*Data records*
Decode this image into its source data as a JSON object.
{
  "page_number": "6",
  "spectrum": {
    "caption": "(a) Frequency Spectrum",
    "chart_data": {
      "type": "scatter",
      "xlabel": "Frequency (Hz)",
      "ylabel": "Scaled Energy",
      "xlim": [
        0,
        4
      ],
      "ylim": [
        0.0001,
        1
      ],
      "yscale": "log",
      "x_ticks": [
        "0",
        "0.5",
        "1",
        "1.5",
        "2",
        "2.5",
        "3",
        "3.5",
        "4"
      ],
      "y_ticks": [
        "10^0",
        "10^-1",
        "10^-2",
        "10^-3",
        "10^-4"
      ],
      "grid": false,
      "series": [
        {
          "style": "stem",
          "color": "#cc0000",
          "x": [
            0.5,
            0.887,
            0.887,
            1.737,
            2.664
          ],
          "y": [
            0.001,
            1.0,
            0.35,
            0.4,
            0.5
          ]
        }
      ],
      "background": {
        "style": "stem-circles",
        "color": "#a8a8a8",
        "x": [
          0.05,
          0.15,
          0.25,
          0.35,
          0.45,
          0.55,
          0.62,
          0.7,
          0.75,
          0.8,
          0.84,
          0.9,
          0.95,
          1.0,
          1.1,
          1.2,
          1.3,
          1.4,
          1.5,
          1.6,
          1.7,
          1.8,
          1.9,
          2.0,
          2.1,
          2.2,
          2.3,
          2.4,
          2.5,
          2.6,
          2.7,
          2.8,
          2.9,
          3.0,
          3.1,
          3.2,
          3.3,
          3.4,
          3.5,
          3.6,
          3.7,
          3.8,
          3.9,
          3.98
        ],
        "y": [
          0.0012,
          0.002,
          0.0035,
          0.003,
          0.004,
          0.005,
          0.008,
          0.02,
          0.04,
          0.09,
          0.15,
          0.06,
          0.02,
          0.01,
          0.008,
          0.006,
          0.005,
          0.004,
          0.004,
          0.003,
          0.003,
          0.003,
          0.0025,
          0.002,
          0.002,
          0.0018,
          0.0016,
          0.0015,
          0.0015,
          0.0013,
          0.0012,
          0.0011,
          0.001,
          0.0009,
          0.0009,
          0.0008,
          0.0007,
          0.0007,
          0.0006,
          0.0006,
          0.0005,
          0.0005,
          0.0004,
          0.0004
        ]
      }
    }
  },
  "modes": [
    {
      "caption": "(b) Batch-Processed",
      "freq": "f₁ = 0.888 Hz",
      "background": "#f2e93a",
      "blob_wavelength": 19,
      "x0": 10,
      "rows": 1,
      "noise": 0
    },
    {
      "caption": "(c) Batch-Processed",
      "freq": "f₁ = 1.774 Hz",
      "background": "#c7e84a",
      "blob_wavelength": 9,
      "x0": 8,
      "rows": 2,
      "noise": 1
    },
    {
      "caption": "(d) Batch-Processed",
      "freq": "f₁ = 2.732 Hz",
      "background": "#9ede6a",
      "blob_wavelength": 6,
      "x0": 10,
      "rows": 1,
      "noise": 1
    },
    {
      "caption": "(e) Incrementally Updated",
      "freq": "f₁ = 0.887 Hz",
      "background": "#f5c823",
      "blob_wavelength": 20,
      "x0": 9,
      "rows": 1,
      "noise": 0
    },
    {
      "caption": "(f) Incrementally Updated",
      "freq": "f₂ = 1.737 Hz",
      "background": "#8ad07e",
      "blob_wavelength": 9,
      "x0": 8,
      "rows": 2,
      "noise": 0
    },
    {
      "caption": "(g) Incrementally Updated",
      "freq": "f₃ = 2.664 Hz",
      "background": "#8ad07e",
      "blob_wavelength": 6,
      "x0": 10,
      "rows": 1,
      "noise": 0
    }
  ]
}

*WRITTEN INSTRUCTION*
Retype the records above exactly.

*TASK ANSWER*
Decode this image into its source data as a JSON object.
{
  "page_number": "6",
  "spectrum": {
    "caption": "(a) Frequency Spectrum",
    "chart_data": {
      "type": "scatter",
      "xlabel": "Frequency (Hz)",
      "ylabel": "Scaled Energy",
      "xlim": [
        0,
        4
      ],
      "ylim": [
        0.0001,
        1
      ],
      "yscale": "log",
      "x_ticks": [
        "0",
        "0.5",
        "1",
        "1.5",
        "2",
        "2.5",
        "3",
        "3.5",
        "4"
      ],
      "y_ticks": [
        "10^0",
        "10^-1",
        "10^-2",
        "10^-3",
        "10^-4"
      ],
      "grid": false,
      "series": [
        {
          "style": "stem",
          "color": "#cc0000",
          "x": [
            0.5,
            0.887,
            0.887,
            1.737,
            2.664
          ],
          "y": [
            0.001,
            1.0,
            0.35,
            0.4,
            0.5
          ]
        }
      ],
      "background": {
        "style": "stem-circles",
        "color": "#a8a8a8",
        "x": [
          0.05,
          0.15,
          0.25,
          0.35,
          0.45,
          0.55,
          0.62,
          0.7,
          0.75,
          0.8,
          0.84,
          0.9,
          0.95,
          1.0,
          1.1,
          1.2,
          1.3,
          1.4,
          1.5,
          1.6,
          1.7,
          1.8,
          1.9,
          2.0,
          2.1,
          2.2,
          2.3,
          2.4,
          2.5,
          2.6,
          2.7,
          2.8,
          2.9,
          3.0,
          3.1,
          3.2,
          3.3,
          3.4,
          3.5,
          3.6,
          3.7,
          3.8,
          3.9,
          3.98
        ],
        "y": [
          0.0012,
          0.002,
          0.0035,
          0.003,
          0.004,
          0.005,
          0.008,
          0.02,
          0.04,
          0.09,
          0.15,
          0.06,
          0.02,
          0.01,
          0.008,
          0.006,
          0.005,
          0.004,
          0.004,
          0.003,
          0.003,
          0.003,
          0.0025,
          0.002,
          0.002,
          0.0018,
          0.0016,
          0.0015,
          0.0015,
          0.0013,
          0.0012,
          0.0011,
          0.001,
          0.0009,
          0.0009,
          0.0008,
          0.0007,
          0.0007,
          0.0006,
          0.0006,
          0.0005,
          0.0005,
          0.0004,
          0.0004
        ]
      }
    }
  },
  "modes": [
    {
      "caption": "(b) Batch-Processed",
      "freq": "f₁ = 0.888 Hz",
      "background": "#f2e93a",
      "blob_wavelength": 19,
      "x0": 10,
      "rows": 1,
      "noise": 0
    },
    {
      "caption": "(c) Batch-Processed",
      "freq": "f₁ = 1.774 Hz",
      "background": "#c7e84a",
      "blob_wavelength": 9,
      "x0": 8,
      "rows": 2,
      "noise": 1
    },
    {
      "caption": "(d) Batch-Processed",
      "freq": "f₁ = 2.732 Hz",
      "background": "#9ede6a",
      "blob_wavelength": 6,
      "x0": 10,
      "rows": 1,
      "noise": 1
    },
    {
      "caption": "(e) Incrementally Updated",
      "freq": "f₁ = 0.887 Hz",
      "background": "#f5c823",
      "blob_wavelength": 20,
      "x0": 9,
      "rows": 1,
      "noise": 0
    },
    {
      "caption": "(f) Incrementally Updated",
      "freq": "f₂ = 1.737 Hz",
      "background": "#8ad07e",
      "blob_wavelength": 9,
      "x0": 8,
      "rows": 2,
      "noise": 0
    },
    {
      "caption": "(g) Incrementally Updated",
      "freq": "f₃ = 2.664 Hz",
      "background": "#8ad07e",
      "blob_wavelength": 6,
      "x0": 10,
      "rows": 1,
      "noise": 0
    }
  ]
}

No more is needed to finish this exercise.